Actions to take
**A)** Translate this sentence from the text on hospice referrals for dementia patients into Spanish: "Doctors referred only 11 percent of the studied patients to hospice care in 2010."
**B)** Proceed with the text on hospice referrals for dementia patients, continuing it after its final sentence.

Ankuda and her colleagues probed this issue further recently in the Journal of the American Geriatrics Society. They studied how often patients with advanced cognitive impairment from Alzheimer’s disease or other dementia were referred to hospice after a hospital stay — and whether the referring physician’s specialty mattered.
In this population of nearly 130,000 Medicare participants over age 65, about 70 percent died within a year of their hospital stays. All the patients studied had serious functional limitations, needing help for basic self-care and often not able to walk or speak.
The role of hospitalists
Doctors referred only 11 percent of the studied patients to hospice care in 2010.
That percentage was more than three times higher than a decade before, suggesting that doctors are recommending hospice to advanced dementia patients and their families more often.
Still, the study finds that the primary care doctors treating advanced dementia patients regularly before their hospital stays were less likely to refer them to hospice. Hospitalists, who see patients only in the hospital and don’t have an office-based practice, were 17 percent more likely to refer to hospice than generalists.
Ankuda notes that hospitalists tend to be younger because it’s a relatively new career choice for physicians, and they therefore may have received more training in end-of-life care than older physicians.
But another factor may play more into the difference, she notes.
“Hospitalists have the ‘fresh eyes’ of seeing a patient they’ve never seen before, while primary care providers may have seen the same patient bounce back from a hospitalization before,” she says. “Or if they’re a primary care physician who is on inpatient duty, they may just intend to change the care plan to refer to hospice after the patient is out of the hospital.”
In other words, a primary care physician who sees a patient slowly decline into advanced dementia may be less likely to recommend hospice care than a hospitalist who did not know the patient before the hospitalization and bases decisions only on the patient’s current state.

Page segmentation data
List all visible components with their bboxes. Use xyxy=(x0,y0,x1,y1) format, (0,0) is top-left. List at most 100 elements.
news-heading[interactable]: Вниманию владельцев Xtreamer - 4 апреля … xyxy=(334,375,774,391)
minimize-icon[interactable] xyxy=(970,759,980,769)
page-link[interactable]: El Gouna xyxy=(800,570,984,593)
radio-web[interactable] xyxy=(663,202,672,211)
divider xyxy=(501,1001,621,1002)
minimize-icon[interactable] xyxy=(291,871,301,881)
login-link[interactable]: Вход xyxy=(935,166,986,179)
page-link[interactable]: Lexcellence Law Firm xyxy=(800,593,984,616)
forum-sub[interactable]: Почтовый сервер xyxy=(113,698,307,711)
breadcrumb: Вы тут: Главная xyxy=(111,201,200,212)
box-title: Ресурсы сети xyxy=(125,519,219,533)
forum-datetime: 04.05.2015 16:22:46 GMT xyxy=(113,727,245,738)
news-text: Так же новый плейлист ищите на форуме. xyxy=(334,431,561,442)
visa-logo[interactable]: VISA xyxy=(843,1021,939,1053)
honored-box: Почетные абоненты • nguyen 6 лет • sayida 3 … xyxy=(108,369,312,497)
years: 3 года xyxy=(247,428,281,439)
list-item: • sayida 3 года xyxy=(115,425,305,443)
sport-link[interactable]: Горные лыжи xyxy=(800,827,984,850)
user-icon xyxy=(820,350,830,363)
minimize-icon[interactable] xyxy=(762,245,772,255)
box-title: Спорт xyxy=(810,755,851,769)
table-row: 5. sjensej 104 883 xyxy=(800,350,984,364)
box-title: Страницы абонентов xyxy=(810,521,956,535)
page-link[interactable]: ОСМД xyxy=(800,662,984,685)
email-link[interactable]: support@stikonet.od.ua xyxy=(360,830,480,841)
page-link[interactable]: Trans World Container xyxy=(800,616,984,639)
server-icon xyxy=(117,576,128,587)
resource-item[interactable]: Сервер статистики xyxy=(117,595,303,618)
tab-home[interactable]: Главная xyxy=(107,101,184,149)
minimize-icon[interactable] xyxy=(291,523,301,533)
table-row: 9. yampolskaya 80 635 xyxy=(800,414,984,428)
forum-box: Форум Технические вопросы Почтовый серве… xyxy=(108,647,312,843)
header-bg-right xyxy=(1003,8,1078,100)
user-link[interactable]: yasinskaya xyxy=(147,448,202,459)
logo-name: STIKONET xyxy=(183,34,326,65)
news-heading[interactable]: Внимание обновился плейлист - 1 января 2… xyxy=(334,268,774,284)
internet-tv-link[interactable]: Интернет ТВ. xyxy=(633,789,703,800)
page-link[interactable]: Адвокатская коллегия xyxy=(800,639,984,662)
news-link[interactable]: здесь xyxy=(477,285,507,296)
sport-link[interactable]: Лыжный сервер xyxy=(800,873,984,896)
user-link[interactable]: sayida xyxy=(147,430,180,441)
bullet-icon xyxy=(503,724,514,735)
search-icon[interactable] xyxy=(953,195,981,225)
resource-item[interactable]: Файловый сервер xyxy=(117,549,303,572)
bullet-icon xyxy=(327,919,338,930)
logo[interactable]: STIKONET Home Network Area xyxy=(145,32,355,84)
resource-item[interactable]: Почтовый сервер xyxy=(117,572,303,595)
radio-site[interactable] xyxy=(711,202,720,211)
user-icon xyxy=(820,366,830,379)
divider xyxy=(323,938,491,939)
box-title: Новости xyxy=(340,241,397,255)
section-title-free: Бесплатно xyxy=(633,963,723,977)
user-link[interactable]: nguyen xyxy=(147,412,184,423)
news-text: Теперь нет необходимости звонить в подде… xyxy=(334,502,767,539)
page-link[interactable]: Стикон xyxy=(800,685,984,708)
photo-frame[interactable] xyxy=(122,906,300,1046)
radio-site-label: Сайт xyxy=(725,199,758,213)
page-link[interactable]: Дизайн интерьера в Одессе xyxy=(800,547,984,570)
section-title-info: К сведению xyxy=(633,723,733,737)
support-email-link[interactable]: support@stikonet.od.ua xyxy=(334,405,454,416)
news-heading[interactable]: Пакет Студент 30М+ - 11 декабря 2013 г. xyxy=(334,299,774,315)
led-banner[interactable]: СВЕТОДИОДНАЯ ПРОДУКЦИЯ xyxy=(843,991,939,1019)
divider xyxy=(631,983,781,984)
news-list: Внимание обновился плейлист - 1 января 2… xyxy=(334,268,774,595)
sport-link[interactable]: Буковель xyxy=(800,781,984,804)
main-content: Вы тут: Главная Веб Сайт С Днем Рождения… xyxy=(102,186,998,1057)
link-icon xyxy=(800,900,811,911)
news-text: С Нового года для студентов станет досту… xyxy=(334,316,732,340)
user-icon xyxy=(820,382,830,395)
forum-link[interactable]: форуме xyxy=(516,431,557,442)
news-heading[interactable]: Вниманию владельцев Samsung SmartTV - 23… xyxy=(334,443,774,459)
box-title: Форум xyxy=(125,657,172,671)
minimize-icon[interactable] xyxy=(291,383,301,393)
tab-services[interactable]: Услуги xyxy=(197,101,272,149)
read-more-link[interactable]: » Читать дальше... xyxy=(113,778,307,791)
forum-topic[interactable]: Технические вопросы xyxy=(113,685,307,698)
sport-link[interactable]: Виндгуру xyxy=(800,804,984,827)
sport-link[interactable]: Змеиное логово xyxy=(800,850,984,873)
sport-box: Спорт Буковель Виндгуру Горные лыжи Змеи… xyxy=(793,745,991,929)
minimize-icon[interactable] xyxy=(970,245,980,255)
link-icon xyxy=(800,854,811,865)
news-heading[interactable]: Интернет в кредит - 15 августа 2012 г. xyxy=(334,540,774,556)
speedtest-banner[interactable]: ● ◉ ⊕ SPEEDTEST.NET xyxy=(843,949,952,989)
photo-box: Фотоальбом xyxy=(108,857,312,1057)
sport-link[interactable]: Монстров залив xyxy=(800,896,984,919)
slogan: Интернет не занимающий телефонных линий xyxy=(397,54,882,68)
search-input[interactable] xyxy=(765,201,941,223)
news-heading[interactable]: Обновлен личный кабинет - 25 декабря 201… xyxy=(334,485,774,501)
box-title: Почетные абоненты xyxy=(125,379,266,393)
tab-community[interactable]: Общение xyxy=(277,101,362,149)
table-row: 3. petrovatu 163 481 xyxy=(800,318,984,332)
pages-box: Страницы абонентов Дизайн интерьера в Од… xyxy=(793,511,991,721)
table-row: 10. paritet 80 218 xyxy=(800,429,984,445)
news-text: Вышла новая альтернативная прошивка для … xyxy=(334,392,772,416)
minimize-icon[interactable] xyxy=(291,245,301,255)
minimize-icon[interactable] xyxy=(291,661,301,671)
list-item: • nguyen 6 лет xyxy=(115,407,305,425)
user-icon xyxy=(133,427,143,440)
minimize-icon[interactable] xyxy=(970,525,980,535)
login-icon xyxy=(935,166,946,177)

Exercise answers
**A)** Los médicos derivaron a cuidados paliativos solo al 11 por ciento de los pacientes estudiados en 2010.

**B)**
Even after the team adjusted for some hospitals’ increased use of hospitalists, the difference in hospice referrals by physician specialty persisted. In fact, hospitals that had greatly increased their use of hospitalists to treat inpatients — instead of relying on community physicians — had the highest hospice referral rates.
Potential for expansion
Taken together, these findings suggest an opportunity to help primary care physicians better understand the best times to refer patients to hospice or to phase in palliative options while still fighting a disease and its symptoms.
“People are really excited about the potential for primary care as a discipline to expand its involvement in high-quality palliative and end-of-life care,” says Ankuda. “This also fits well into alternative payment models such as accountable care organizations and patient-centered medical homes initiatives that are becoming more common.”
She notes that in primary care settings, not all the palliative care needs to come from physicians; nurses, social workers and chaplains can also be certified in palliative methods and work in a care team.
New training options for palliative care, such as online courses from the Center to Advance Palliative Care and universities, can give physicians and others an opportunity to learn more.
Meanwhile, members of Congress who support expanding access to palliative care and hospice have introduced the Palliative Care and Hospice Education and Training Act several times, most recently in March. It would increase support for training for many types of medical professionals.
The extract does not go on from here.